:: Provided passage
5. 2012 – the year of lawsuits
Unfortunately, this year we saw so many cell therapy-related lawsuits, that we have never seen before. I’d mention only major cases. For the first time, the patient-initiated lawsuit against stem cell therapeutic company (RNL Bio) went public. Very recently we observed another weird case, where “stem cell companies” sued each other. Companies were suing regulators – Cytori against FDA. Finally, “stem cell company” was threatening academics by strategic lawsuit against public participation (SLAPP phenomenon). As a consequence of many lawsuits in the field, a new specialization (for “fraudulent stem cell therapy”) of trial lawyers arose.
6. FDA CBER approved the first allogeneic cell-based product on the US market
Organagenesis was granted BLA for tissue engineered product GINTUITTM (allogeneic cultured keratinocytes and fibroblasts in bovine collagen). This is the first allogeneic cell-based product, approved by CBER branch of FDA and the first tissue engineered product on US dental market. The product will be used for oral soft tissue regeneration. It took 7 years from its clinical development to commercialization. As far as I know, there is no official information about the market price and reimbursement.
::::
[Task set]
1. In the cell therapy passage, translate this sentence into Spanish: "The product will be used for oral soft tissue regeneration."
2. Answer these questions from the cell therapy passage:
(a) Which company sued the FDA?
(b) What is GINTUIT made of?
(c) How long did GINTUIT take to go from clinical development to commercialization?
3. Write the next part of the cell therapy passage, picking up after its last sentence.
:: Given entries
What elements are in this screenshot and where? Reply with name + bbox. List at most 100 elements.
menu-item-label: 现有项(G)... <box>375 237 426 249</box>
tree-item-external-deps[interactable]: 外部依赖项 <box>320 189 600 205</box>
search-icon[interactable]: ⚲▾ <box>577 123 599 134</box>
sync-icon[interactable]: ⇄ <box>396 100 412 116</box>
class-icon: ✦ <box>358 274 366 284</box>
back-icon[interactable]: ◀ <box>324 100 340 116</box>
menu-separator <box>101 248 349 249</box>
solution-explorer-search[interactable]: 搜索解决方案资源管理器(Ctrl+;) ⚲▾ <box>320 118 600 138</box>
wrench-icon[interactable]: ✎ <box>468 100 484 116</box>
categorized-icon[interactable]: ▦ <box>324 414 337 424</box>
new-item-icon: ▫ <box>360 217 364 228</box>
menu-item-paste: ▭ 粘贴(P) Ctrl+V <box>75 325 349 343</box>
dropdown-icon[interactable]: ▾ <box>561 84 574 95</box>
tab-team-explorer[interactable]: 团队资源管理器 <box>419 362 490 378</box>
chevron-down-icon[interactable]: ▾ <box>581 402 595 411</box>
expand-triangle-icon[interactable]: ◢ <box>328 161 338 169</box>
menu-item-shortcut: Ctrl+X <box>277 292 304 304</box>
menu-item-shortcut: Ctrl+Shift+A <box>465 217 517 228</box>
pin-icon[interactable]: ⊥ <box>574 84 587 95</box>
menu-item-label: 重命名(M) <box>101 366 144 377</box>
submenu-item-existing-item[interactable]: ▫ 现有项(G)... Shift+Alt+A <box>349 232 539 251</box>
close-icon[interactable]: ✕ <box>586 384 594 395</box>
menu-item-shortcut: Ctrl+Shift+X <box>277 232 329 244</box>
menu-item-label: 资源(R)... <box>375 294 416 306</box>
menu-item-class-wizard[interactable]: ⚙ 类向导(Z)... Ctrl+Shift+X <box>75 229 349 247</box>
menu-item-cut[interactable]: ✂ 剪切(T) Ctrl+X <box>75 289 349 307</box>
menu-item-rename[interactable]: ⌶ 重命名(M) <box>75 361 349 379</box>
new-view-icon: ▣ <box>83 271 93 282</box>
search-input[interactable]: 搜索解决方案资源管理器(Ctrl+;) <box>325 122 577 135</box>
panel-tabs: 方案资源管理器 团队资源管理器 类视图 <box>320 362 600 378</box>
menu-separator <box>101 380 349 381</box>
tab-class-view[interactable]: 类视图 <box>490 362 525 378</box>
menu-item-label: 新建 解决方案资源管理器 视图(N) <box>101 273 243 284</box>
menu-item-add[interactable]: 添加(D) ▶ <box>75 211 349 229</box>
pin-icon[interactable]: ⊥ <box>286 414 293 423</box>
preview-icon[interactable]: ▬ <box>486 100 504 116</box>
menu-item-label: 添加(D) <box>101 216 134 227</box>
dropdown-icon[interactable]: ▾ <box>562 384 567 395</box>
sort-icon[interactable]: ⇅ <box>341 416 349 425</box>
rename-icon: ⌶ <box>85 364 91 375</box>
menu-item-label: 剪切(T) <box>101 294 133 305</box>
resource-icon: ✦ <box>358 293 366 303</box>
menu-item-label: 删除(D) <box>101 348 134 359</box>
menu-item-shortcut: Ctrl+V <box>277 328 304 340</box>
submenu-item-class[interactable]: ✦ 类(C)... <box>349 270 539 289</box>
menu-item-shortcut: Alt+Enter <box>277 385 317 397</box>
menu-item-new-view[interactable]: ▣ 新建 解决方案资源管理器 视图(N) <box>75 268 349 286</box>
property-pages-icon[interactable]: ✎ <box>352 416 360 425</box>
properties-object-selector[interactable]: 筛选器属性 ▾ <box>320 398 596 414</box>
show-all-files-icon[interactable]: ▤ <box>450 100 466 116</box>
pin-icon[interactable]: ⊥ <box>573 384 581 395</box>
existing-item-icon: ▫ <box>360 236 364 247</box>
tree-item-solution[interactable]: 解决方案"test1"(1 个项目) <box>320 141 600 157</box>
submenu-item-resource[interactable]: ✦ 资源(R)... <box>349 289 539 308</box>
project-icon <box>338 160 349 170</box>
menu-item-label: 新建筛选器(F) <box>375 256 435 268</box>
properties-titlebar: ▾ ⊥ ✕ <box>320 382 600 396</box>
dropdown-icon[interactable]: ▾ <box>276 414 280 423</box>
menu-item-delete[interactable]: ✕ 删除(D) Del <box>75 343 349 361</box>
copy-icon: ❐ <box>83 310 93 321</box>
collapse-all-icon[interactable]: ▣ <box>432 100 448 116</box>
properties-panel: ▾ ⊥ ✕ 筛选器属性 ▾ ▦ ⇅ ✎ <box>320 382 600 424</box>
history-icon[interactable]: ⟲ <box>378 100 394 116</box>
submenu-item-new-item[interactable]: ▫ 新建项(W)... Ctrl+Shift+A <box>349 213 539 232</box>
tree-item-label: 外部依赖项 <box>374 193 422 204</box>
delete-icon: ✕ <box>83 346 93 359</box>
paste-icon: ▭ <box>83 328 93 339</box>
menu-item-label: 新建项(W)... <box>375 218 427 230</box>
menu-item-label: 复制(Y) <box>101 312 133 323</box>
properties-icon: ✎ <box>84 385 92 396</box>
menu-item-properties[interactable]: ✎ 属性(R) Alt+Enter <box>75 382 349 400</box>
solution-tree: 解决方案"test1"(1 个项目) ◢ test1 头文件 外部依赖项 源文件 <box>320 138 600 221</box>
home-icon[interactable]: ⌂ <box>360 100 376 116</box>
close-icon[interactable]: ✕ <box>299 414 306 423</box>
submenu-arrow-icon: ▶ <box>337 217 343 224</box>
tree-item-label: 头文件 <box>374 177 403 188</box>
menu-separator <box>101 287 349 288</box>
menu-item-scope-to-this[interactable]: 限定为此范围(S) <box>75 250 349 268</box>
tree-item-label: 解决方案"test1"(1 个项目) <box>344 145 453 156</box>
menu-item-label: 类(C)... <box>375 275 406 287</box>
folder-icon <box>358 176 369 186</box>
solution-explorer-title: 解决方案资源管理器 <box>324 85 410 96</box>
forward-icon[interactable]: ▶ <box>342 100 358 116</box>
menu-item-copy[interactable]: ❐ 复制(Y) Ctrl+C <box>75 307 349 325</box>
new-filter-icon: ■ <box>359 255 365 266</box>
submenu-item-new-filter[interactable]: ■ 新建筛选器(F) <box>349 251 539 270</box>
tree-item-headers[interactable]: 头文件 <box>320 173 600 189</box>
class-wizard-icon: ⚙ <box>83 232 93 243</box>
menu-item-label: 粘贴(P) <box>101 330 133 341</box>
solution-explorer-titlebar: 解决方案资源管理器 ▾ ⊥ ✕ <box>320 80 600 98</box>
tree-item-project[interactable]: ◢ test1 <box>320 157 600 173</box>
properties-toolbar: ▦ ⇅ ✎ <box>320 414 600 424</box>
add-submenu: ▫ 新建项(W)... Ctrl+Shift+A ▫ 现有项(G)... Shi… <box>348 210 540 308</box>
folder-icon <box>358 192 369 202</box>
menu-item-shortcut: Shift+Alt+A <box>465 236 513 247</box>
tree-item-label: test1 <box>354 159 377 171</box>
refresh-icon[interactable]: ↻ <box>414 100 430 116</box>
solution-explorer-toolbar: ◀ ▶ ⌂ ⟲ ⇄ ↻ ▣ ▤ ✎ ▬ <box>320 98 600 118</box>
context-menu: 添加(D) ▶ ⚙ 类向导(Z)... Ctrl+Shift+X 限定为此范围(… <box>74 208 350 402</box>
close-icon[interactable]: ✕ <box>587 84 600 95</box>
::::
[Your responses]
1. El producto se utilizará para la regeneración de tejidos blandos orales.

2.
(a) Cytori
(b) Allogeneic cultured keratinocytes and fibroblasts in bovine collagen
(c) 7 years

3.
7. US manufactured “stem cell drug” approved in Canada and New Zealand
Prochymal (Osiris) – allogeneic bone marrow-derived mesenchymal stromal cells for acute pediatric GVHD (Graft-versus-Host Disease) got approved in Canada and New Zealand. Osiris is seeking market opportunities for Prochymal in other countries.
8. FDA to regulate marketing claims
This year, US FDA issued two warning letters, where called to cease marketing claims, related to regenerative medicine and stem cells. The first letter addressed marketing claims by Lancome according its cosmetic products. The claim was about the cream, which can “improve the condition around the stem cells and stimulate cell regeneration”. In the second case, the agency warns a firm, which makes and sells fat processing device, about illegal stem cell marketing claims. I think it’s very good move! False marketing claims about “stem cell magic” and “regeneration magic” could unreasonably inflate public expectations and threaten the legitimacy of compliant industry.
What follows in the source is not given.